> What this task involves
Write out each line of the material again, word for word.

(Entries taken from a collection)
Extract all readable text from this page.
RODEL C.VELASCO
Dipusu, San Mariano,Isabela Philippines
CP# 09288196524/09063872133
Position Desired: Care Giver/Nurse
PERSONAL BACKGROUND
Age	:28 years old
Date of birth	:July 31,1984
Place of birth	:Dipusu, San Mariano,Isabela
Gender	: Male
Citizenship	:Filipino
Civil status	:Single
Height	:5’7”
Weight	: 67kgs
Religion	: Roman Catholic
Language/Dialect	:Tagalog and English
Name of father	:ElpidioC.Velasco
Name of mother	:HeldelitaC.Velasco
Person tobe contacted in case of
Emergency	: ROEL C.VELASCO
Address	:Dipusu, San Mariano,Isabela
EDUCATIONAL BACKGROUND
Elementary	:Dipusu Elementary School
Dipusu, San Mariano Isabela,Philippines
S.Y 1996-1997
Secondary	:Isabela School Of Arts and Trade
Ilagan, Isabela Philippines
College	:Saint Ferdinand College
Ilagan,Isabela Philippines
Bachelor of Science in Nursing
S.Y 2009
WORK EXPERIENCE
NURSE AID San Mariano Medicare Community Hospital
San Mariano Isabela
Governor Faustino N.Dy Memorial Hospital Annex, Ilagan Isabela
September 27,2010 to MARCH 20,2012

> In response
Extract all readable text from this page.
RODEL C.VELASCO
Dipusu, San Mariano,Isabela Philippines
CP# 09288196524/09063872133
Position Desired: Care Giver/Nurse
PERSONAL BACKGROUND
Age	:28 years old
Date of birth	:July 31,1984
Place of birth	:Dipusu, San Mariano,Isabela
Gender	: Male
Citizenship	:Filipino
Civil status	:Single
Height	:5’7”
Weight	: 67kgs
Religion	: Roman Catholic
Language/Dialect	:Tagalog and English
Name of father	:ElpidioC.Velasco
Name of mother	:HeldelitaC.Velasco
Person tobe contacted in case of
Emergency	: ROEL C.VELASCO
Address	:Dipusu, San Mariano,Isabela
EDUCATIONAL BACKGROUND
Elementary	:Dipusu Elementary School
Dipusu, San Mariano Isabela,Philippines
S.Y 1996-1997
Secondary	:Isabela School Of Arts and Trade
Ilagan, Isabela Philippines
College	:Saint Ferdinand College
Ilagan,Isabela Philippines
Bachelor of Science in Nursing
S.Y 2009
WORK EXPERIENCE
NURSE AID San Mariano Medicare Community Hospital
San Mariano Isabela
Governor Faustino N.Dy Memorial Hospital Annex, Ilagan Isabela
September 27,2010 to MARCH 20,2012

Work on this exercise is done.